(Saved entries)
%%

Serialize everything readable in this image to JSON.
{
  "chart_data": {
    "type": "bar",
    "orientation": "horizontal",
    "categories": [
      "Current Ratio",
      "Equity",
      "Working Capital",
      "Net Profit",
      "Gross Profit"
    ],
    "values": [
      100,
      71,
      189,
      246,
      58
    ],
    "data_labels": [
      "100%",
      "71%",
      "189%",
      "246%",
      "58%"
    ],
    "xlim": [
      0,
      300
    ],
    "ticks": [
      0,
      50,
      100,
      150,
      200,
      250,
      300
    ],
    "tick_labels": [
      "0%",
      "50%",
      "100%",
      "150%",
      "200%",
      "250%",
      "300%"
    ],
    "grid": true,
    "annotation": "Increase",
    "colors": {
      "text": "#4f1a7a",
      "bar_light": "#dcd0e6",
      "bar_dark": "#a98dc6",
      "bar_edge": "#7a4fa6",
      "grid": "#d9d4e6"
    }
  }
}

%%

> WHAT THE TASK ASKS: Every record shown above should be written out again exactly.

> RESPONSE TO THIS TASK:
Serialize everything readable in this image to JSON.
{
  "chart_data": {
    "type": "bar",
    "orientation": "horizontal",
    "categories": [
      "Current Ratio",
      "Equity",
      "Working Capital",
      "Net Profit",
      "Gross Profit"
    ],
    "values": [
      100,
      71,
      189,
      246,
      58
    ],
    "data_labels": [
      "100%",
      "71%",
      "189%",
      "246%",
      "58%"
    ],
    "xlim": [
      0,
      300
    ],
    "ticks": [
      0,
      50,
      100,
      150,
      200,
      250,
      300
    ],
    "tick_labels": [
      "0%",
      "50%",
      "100%",
      "150%",
      "200%",
      "250%",
      "300%"
    ],
    "grid": true,
    "annotation": "Increase",
    "colors": {
      "text": "#4f1a7a",
      "bar_light": "#dcd0e6",
      "bar_dark": "#a98dc6",
      "bar_edge": "#7a4fa6",
      "grid": "#d9d4e6"
    }
  }
}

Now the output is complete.